**Stated exercise:**
Report the count of lines containing the word "flag" in the entries below, and nothing more.

**Information given:**

+++

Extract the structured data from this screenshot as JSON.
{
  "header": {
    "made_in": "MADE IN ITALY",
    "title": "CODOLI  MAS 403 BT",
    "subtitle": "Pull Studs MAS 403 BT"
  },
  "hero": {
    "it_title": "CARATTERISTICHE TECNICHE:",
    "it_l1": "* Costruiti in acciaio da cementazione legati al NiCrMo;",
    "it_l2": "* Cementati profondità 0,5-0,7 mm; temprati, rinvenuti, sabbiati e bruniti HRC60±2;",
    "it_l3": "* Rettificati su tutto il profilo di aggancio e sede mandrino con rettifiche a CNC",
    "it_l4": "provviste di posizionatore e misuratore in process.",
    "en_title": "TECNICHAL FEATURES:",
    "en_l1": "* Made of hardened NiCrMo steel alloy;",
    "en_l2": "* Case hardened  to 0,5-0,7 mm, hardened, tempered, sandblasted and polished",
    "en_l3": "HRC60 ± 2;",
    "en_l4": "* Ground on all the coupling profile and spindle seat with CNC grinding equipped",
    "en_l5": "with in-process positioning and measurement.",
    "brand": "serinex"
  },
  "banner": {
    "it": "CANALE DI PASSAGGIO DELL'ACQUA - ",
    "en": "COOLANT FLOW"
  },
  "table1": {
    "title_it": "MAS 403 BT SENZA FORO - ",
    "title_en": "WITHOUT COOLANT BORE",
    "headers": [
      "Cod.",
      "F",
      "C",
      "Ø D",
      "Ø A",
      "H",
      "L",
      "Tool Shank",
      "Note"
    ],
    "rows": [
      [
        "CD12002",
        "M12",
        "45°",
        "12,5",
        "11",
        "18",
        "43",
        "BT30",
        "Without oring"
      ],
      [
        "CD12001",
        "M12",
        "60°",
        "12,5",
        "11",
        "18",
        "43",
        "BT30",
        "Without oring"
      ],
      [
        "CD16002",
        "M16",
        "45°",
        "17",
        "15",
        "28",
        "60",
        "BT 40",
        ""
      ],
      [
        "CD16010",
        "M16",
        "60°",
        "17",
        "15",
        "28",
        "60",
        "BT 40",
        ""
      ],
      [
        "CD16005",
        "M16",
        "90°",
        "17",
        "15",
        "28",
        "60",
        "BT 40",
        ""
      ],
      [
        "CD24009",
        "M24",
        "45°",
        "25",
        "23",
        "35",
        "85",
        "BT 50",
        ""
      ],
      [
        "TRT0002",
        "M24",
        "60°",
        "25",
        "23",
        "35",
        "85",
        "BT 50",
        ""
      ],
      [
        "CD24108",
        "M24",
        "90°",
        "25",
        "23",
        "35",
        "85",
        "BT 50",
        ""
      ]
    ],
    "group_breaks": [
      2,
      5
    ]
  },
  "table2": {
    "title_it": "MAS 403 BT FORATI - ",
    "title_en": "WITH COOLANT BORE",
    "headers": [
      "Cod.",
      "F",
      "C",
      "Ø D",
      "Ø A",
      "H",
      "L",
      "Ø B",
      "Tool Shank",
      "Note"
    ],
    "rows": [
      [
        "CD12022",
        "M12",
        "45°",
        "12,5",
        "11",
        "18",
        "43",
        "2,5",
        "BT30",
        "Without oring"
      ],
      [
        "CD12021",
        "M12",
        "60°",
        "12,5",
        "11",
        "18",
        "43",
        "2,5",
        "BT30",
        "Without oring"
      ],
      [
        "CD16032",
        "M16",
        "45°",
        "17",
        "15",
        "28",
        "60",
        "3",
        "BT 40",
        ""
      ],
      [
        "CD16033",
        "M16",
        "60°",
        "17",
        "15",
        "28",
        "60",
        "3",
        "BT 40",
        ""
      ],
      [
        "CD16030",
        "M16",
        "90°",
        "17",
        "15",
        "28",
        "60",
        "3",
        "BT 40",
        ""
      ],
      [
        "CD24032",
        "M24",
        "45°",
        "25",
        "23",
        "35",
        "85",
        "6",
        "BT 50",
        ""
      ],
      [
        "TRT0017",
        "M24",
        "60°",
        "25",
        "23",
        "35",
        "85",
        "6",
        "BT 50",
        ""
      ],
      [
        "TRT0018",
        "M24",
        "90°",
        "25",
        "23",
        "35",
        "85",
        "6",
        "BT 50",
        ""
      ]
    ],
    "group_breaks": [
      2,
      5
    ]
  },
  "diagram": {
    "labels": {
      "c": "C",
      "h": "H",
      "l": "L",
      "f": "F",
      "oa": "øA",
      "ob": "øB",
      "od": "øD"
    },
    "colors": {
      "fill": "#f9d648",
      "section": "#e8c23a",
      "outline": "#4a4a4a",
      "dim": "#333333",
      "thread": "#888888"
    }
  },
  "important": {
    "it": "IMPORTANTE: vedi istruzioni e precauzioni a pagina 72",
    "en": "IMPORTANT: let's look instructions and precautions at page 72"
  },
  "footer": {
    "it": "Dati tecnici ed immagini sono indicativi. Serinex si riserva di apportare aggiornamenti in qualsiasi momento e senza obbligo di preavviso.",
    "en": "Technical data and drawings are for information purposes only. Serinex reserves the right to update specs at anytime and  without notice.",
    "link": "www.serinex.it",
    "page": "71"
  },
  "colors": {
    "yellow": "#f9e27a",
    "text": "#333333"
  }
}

+++

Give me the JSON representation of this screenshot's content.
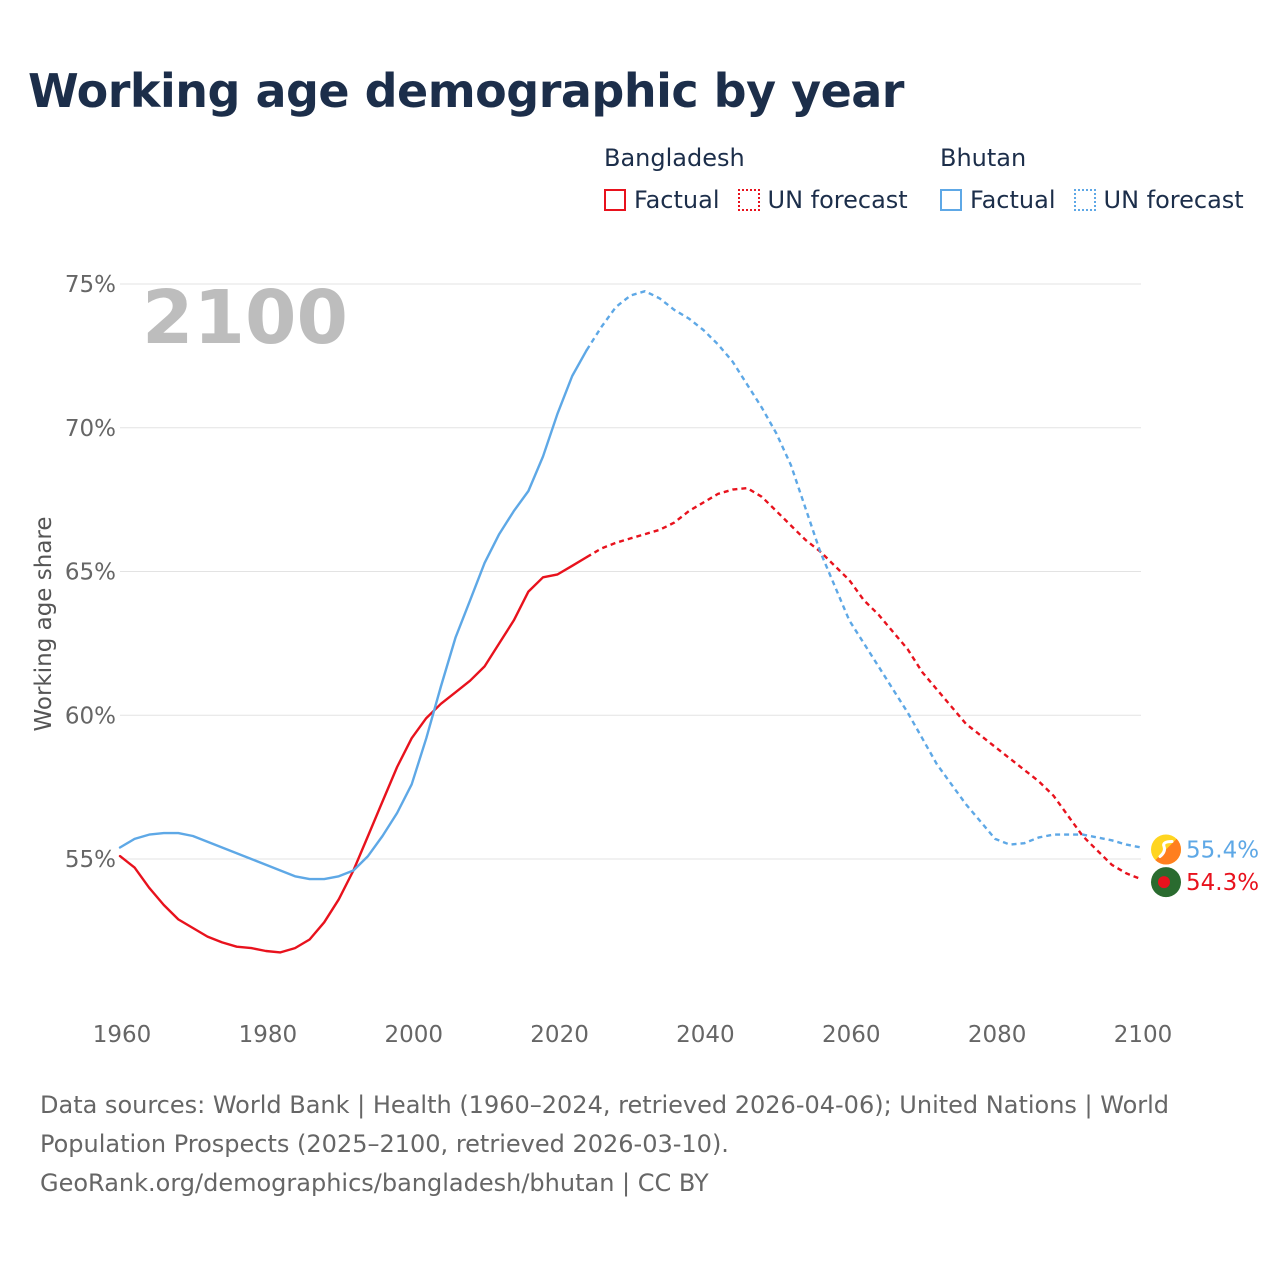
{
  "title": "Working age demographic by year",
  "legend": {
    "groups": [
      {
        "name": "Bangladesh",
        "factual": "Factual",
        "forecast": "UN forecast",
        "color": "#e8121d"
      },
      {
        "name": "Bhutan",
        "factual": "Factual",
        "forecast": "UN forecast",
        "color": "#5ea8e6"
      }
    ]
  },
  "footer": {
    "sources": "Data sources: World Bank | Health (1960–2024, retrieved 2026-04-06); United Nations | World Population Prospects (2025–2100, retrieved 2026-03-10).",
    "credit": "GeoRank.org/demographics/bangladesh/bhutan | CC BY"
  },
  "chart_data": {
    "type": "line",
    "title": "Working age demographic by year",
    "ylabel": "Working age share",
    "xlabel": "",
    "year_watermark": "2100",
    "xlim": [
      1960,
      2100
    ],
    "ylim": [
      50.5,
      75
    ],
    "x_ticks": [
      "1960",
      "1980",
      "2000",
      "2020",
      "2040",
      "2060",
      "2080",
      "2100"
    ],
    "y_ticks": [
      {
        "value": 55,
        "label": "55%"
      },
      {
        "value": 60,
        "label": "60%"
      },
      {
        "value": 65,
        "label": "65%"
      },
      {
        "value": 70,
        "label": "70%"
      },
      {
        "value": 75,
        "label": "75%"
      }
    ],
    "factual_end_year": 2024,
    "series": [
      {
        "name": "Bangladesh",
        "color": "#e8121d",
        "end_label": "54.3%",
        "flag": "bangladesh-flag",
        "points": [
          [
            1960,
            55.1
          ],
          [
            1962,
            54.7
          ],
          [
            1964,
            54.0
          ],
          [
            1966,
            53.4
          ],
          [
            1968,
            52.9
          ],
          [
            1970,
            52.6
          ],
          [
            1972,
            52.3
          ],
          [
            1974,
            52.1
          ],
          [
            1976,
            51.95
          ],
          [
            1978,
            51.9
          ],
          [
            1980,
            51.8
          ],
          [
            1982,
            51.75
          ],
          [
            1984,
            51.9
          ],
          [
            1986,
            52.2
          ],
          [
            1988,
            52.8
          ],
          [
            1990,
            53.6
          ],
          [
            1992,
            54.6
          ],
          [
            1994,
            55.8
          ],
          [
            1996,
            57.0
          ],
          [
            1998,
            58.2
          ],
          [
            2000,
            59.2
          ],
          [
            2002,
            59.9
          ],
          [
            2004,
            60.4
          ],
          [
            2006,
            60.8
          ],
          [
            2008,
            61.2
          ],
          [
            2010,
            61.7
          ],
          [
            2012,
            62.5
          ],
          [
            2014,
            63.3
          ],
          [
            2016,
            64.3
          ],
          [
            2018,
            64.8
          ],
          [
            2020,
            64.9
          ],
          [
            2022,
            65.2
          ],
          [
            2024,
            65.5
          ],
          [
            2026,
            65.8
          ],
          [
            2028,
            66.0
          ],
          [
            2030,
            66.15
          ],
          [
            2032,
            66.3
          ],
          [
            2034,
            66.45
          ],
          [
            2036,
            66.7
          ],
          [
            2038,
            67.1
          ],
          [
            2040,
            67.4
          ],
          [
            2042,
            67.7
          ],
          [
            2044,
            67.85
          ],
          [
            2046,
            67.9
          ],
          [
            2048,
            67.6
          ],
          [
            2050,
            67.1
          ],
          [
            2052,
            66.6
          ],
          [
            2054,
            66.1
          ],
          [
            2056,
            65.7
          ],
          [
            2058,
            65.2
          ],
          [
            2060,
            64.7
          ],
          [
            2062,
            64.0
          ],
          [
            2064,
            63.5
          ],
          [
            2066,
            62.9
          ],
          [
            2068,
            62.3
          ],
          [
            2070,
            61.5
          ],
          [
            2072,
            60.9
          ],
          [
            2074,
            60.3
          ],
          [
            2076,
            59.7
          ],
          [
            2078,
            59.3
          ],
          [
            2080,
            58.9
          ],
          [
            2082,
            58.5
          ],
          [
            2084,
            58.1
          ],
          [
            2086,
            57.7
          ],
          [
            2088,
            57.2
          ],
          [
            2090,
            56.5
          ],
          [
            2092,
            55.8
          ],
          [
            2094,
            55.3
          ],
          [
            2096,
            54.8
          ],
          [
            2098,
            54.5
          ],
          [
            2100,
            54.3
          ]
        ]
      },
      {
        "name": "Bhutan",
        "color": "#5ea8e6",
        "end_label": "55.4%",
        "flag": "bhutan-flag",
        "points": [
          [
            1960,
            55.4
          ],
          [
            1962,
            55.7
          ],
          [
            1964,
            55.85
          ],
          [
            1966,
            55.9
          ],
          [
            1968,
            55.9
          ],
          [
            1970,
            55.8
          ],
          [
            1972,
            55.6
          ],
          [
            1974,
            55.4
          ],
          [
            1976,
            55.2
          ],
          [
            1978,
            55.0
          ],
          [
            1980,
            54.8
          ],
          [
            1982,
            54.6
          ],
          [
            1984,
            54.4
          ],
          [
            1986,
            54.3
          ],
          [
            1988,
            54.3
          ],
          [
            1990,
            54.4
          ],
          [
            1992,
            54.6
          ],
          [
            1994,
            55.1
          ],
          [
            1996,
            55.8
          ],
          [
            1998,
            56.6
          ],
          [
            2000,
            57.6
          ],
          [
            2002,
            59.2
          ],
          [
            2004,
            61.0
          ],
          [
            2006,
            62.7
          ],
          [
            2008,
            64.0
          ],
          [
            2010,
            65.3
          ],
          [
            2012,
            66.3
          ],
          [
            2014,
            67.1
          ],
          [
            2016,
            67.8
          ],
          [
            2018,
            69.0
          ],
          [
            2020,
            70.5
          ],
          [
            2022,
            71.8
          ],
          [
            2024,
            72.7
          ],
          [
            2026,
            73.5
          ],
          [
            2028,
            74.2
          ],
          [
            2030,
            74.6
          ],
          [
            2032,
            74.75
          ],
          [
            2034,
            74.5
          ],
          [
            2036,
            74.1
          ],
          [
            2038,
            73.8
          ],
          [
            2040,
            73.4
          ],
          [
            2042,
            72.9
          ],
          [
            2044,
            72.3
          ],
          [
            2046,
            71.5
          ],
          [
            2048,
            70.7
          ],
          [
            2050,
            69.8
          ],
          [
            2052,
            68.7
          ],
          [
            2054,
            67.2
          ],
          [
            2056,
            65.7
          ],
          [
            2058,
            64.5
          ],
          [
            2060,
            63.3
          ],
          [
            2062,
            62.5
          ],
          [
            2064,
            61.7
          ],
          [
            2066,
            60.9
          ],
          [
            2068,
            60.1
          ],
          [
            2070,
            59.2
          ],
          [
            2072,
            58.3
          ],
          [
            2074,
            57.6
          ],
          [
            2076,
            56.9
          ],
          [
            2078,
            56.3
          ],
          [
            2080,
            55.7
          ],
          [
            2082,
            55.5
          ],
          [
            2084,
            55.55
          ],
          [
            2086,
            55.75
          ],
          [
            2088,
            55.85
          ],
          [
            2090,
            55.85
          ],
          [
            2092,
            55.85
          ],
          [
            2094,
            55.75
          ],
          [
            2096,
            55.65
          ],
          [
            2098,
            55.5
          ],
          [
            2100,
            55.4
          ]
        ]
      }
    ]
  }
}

+++

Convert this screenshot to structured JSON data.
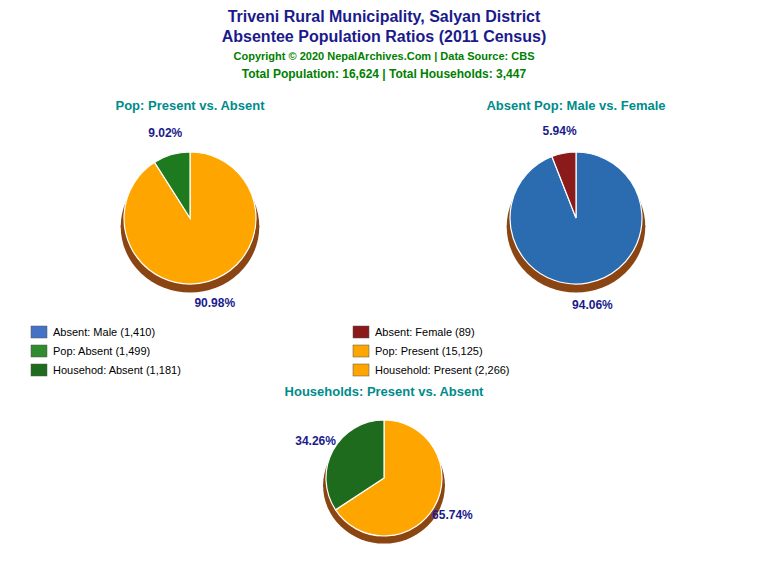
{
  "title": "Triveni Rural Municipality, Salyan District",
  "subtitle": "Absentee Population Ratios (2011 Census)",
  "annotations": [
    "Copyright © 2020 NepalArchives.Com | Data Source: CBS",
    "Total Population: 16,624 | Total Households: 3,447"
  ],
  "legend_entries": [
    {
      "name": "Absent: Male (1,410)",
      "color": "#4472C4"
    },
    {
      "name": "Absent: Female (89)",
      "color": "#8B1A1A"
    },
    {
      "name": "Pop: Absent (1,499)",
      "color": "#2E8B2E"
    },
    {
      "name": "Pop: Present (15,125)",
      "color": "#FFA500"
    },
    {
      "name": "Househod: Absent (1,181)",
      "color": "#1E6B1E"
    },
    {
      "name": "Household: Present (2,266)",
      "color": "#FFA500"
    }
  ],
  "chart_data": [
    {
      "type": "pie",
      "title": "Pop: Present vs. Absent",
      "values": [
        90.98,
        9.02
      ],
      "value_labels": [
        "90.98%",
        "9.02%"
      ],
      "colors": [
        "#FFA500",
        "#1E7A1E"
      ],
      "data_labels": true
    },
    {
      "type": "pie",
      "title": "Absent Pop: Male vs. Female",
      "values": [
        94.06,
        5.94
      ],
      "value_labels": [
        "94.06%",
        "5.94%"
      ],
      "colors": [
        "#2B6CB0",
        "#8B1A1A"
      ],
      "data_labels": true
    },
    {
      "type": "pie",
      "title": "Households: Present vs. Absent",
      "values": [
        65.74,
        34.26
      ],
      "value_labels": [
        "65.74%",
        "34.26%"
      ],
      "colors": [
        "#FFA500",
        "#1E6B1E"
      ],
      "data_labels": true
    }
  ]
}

+++

**Output of the exercise:**
2